Exercise directions: Skip the pictures. Copy all the rest of the records down exactly.

Supplied records:
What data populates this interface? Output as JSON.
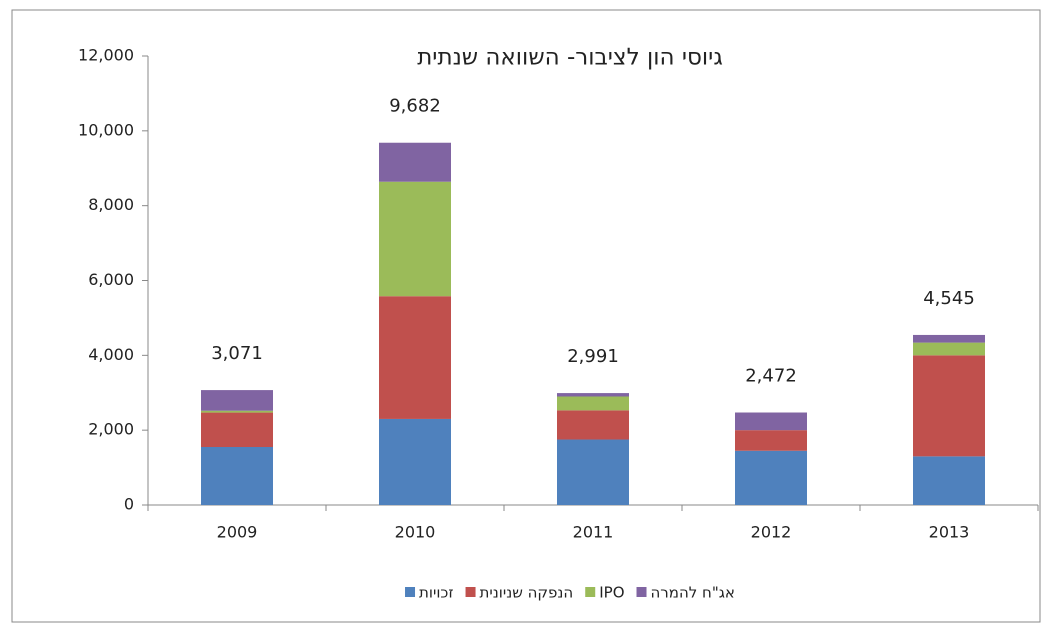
{
  "chart_data": {
    "type": "stacked_bar",
    "title": "גיוסי הון לציבור- השוואה שנתית",
    "categories": [
      "2009",
      "2010",
      "2011",
      "2012",
      "2013"
    ],
    "series": [
      {
        "name": "זכויות",
        "color": "#4f81bd",
        "values": [
          1550,
          2300,
          1750,
          1450,
          1300
        ]
      },
      {
        "name": "הנפקה שניונית",
        "color": "#c0504d",
        "values": [
          920,
          3280,
          780,
          550,
          2700
        ]
      },
      {
        "name": "IPO",
        "color": "#9bbb59",
        "values": [
          50,
          3060,
          370,
          0,
          340
        ]
      },
      {
        "name": "אג\"ח להמרה",
        "color": "#8064a2",
        "values": [
          551,
          1042,
          91,
          472,
          205
        ]
      }
    ],
    "totals": [
      3071,
      9682,
      2991,
      2472,
      4545
    ],
    "total_labels": [
      "3,071",
      "9,682",
      "2,991",
      "2,472",
      "4,545"
    ],
    "ylim": [
      0,
      12000
    ],
    "yticks": [
      0,
      {
        "value": 2000,
        "label": "2,000"
      },
      {
        "value": 4000,
        "label": "4,000"
      },
      {
        "value": 6000,
        "label": "6,000"
      },
      {
        "value": 8000,
        "label": "8,000"
      },
      {
        "value": 10000,
        "label": "10,000"
      },
      {
        "value": 12000,
        "label": "12,000"
      }
    ],
    "legend": "bottom"
  }
}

Solution for this problem:
What data populates this interface? Output as JSON.
{
  "chart_data": {
    "type": "stacked_bar",
    "title": "גיוסי הון לציבור- השוואה שנתית",
    "categories": [
      "2009",
      "2010",
      "2011",
      "2012",
      "2013"
    ],
    "series": [
      {
        "name": "זכויות",
        "color": "#4f81bd",
        "values": [
          1550,
          2300,
          1750,
          1450,
          1300
        ]
      },
      {
        "name": "הנפקה שניונית",
        "color": "#c0504d",
        "values": [
          920,
          3280,
          780,
          550,
          2700
        ]
      },
      {
        "name": "IPO",
        "color": "#9bbb59",
        "values": [
          50,
          3060,
          370,
          0,
          340
        ]
      },
      {
        "name": "אג\"ח להמרה",
        "color": "#8064a2",
        "values": [
          551,
          1042,
          91,
          472,
          205
        ]
      }
    ],
    "totals": [
      3071,
      9682,
      2991,
      2472,
      4545
    ],
    "total_labels": [
      "3,071",
      "9,682",
      "2,991",
      "2,472",
      "4,545"
    ],
    "ylim": [
      0,
      12000
    ],
    "yticks": [
      0,
      {
        "value": 2000,
        "label": "2,000"
      },
      {
        "value": 4000,
        "label": "4,000"
      },
      {
        "value": 6000,
        "label": "6,000"
      },
      {
        "value": 8000,
        "label": "8,000"
      },
      {
        "value": 10000,
        "label": "10,000"
      },
      {
        "value": 12000,
        "label": "12,000"
      }
    ],
    "legend": "bottom"
  }
}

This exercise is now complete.